→ What to produce:
Look through the material below. Copy each line that contains the string "text".

→ Input material:
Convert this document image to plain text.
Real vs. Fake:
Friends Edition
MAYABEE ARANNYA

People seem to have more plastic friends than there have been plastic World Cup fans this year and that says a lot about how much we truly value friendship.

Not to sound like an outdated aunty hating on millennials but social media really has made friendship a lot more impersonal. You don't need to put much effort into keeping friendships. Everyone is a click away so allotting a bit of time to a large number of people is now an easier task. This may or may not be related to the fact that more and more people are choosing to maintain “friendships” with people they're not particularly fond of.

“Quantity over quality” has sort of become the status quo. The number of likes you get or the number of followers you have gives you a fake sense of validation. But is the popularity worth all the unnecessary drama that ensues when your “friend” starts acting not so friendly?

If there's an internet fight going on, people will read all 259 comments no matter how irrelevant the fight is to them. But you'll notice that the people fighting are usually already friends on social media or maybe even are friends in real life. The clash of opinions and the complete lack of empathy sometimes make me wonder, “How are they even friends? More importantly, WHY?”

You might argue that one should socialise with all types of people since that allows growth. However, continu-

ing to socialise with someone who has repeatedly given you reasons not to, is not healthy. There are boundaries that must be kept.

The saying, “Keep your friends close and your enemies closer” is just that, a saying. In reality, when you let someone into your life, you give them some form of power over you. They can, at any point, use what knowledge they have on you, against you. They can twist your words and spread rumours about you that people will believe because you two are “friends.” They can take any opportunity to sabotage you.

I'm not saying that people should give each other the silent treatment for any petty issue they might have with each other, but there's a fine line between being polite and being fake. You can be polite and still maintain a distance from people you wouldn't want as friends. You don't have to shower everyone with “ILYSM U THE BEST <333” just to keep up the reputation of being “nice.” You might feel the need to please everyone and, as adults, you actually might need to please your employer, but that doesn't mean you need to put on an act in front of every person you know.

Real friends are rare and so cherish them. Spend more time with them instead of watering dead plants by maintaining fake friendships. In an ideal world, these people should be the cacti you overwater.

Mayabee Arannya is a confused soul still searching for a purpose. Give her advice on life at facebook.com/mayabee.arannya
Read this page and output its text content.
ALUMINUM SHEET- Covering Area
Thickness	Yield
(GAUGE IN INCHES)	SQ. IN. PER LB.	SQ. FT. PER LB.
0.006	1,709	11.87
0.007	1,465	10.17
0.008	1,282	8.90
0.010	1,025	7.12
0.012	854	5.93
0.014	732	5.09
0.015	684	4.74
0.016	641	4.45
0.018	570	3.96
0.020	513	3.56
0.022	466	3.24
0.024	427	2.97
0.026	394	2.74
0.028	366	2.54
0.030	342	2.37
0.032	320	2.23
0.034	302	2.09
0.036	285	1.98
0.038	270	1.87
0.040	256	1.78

→ Exercise solution:
Convert this document image to plain text.
Read this page and output its text content.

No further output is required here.